YOUR OBJECTIVE. Set each record down exactly, excluding all images.

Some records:
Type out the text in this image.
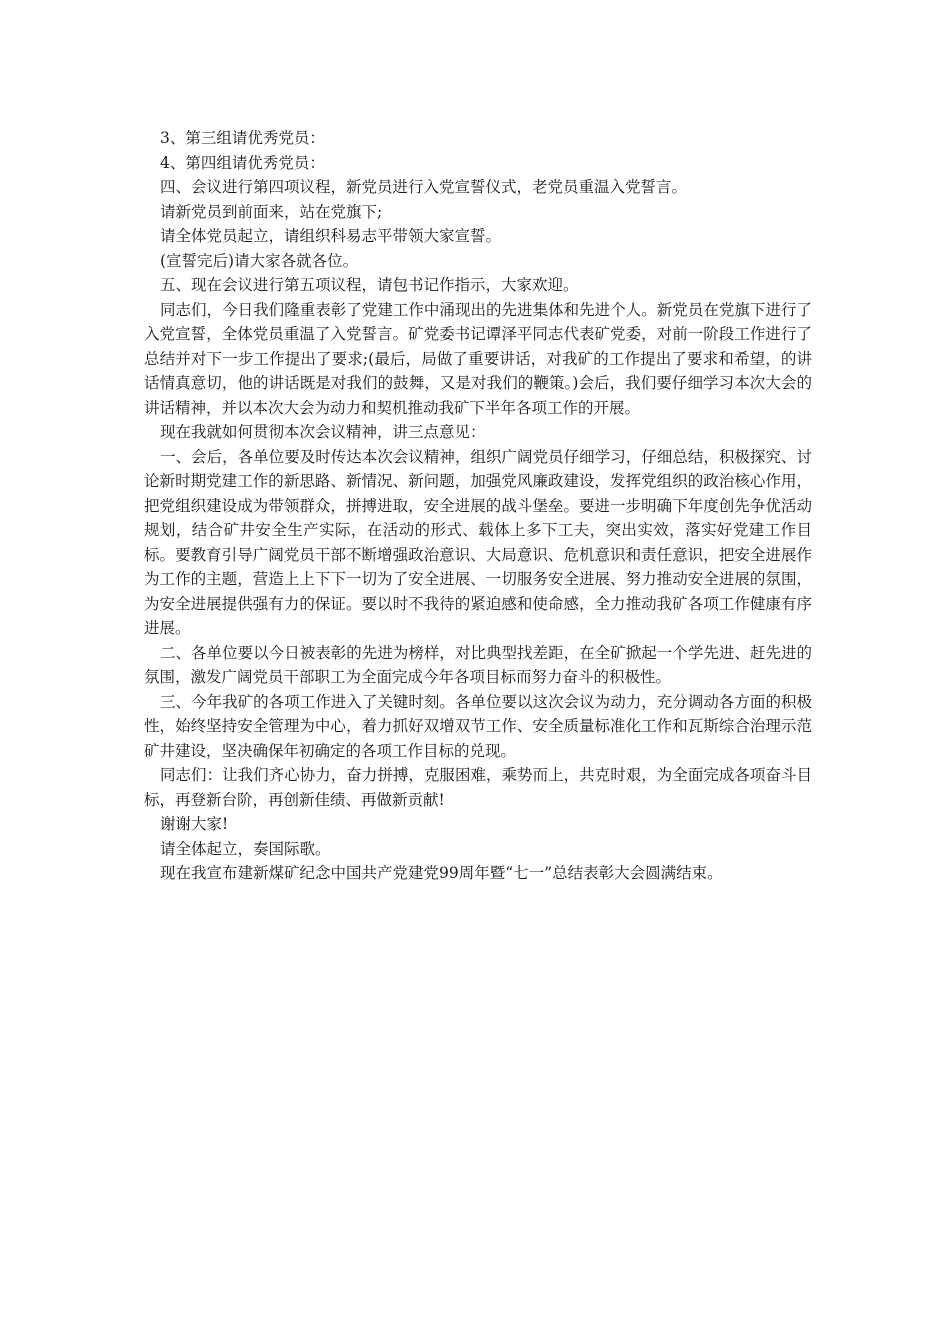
3、第三组请优秀党员：

4、第四组请优秀党员：

四、会议进行第四项议程，新党员进行入党宣誓仪式，老党员重温入党誓言。

请新党员到前面来，站在党旗下;

请全体党员起立，请组织科易志平带领大家宣誓。

(宣誓完后)请大家各就各位。

五、现在会议进行第五项议程，请包书记作指示，大家欢迎。

同志们，今日我们隆重表彰了党建工作中涌现出的先进集体和先进个人。新党员在党旗下进行了入党宣誓，全体党员重温了入党誓言。矿党委书记谭泽平同志代表矿党委，对前一阶段工作进行了总结并对下一步工作提出了要求;(最后，局做了重要讲话，对我矿的工作提出了要求和希望，的讲话情真意切，他的讲话既是对我们的鼓舞，又是对我们的鞭策。)会后，我们要仔细学习本次大会的讲话精神，并以本次大会为动力和契机推动我矿下半年各项工作的开展。

现在我就如何贯彻本次会议精神，讲三点意见：

一、会后，各单位要及时传达本次会议精神，组织广阔党员仔细学习，仔细总结，积极探究、讨论新时期党建工作的新思路、新情况、新问题，加强党风廉政建设，发挥党组织的政治核心作用，把党组织建设成为带领群众，拼搏进取，安全进展的战斗堡垒。要进一步明确下年度创先争优活动规划，结合矿井安全生产实际，在活动的形式、载体上多下工夫，突出实效，落实好党建工作目标。要教育引导广阔党员干部不断增强政治意识、大局意识、危机意识和责任意识，把安全进展作为工作的主题，营造上上下下一切为了安全进展、一切服务安全进展、努力推动安全进展的氛围，为安全进展提供强有力的保证。要以时不我待的紧迫感和使命感，全力推动我矿各项工作健康有序进展。

二、各单位要以今日被表彰的先进为榜样，对比典型找差距，在全矿掀起一个学先进、赶先进的氛围，激发广阔党员干部职工为全面完成今年各项目标而努力奋斗的积极性。

三、今年我矿的各项工作进入了关键时刻。各单位要以这次会议为动力，充分调动各方面的积极性，始终坚持安全管理为中心，着力抓好双增双节工作、安全质量标准化工作和瓦斯综合治理示范矿井建设，坚决确保年初确定的各项工作目标的兑现。

同志们：让我们齐心协力，奋力拼搏，克服困难，乘势而上，共克时艰，为全面完成各项奋斗目标，再登新台阶，再创新佳绩、再做新贡献!

谢谢大家!

请全体起立，奏国际歌。

现在我宣布建新煤矿纪念中国共产党建党99周年暨“七一”总结表彰大会圆满结束。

RESPONSE TO THE TASK.
Type out the text in this image.
3、第三组请优秀党员：

4、第四组请优秀党员：

四、会议进行第四项议程，新党员进行入党宣誓仪式，老党员重温入党誓言。

请新党员到前面来，站在党旗下;

请全体党员起立，请组织科易志平带领大家宣誓。

(宣誓完后)请大家各就各位。

五、现在会议进行第五项议程，请包书记作指示，大家欢迎。

同志们，今日我们隆重表彰了党建工作中涌现出的先进集体和先进个人。新党员在党旗下进行了入党宣誓，全体党员重温了入党誓言。矿党委书记谭泽平同志代表矿党委，对前一阶段工作进行了总结并对下一步工作提出了要求;(最后，局做了重要讲话，对我矿的工作提出了要求和希望，的讲话情真意切，他的讲话既是对我们的鼓舞，又是对我们的鞭策。)会后，我们要仔细学习本次大会的讲话精神，并以本次大会为动力和契机推动我矿下半年各项工作的开展。

现在我就如何贯彻本次会议精神，讲三点意见：

一、会后，各单位要及时传达本次会议精神，组织广阔党员仔细学习，仔细总结，积极探究、讨论新时期党建工作的新思路、新情况、新问题，加强党风廉政建设，发挥党组织的政治核心作用，把党组织建设成为带领群众，拼搏进取，安全进展的战斗堡垒。要进一步明确下年度创先争优活动规划，结合矿井安全生产实际，在活动的形式、载体上多下工夫，突出实效，落实好党建工作目标。要教育引导广阔党员干部不断增强政治意识、大局意识、危机意识和责任意识，把安全进展作为工作的主题，营造上上下下一切为了安全进展、一切服务安全进展、努力推动安全进展的氛围，为安全进展提供强有力的保证。要以时不我待的紧迫感和使命感，全力推动我矿各项工作健康有序进展。

二、各单位要以今日被表彰的先进为榜样，对比典型找差距，在全矿掀起一个学先进、赶先进的氛围，激发广阔党员干部职工为全面完成今年各项目标而努力奋斗的积极性。

三、今年我矿的各项工作进入了关键时刻。各单位要以这次会议为动力，充分调动各方面的积极性，始终坚持安全管理为中心，着力抓好双增双节工作、安全质量标准化工作和瓦斯综合治理示范矿井建设，坚决确保年初确定的各项工作目标的兑现。

同志们：让我们齐心协力，奋力拼搏，克服困难，乘势而上，共克时艰，为全面完成各项奋斗目标，再登新台阶，再创新佳绩、再做新贡献!

谢谢大家!

请全体起立，奏国际歌。

现在我宣布建新煤矿纪念中国共产党建党99周年暨“七一”总结表彰大会圆满结束。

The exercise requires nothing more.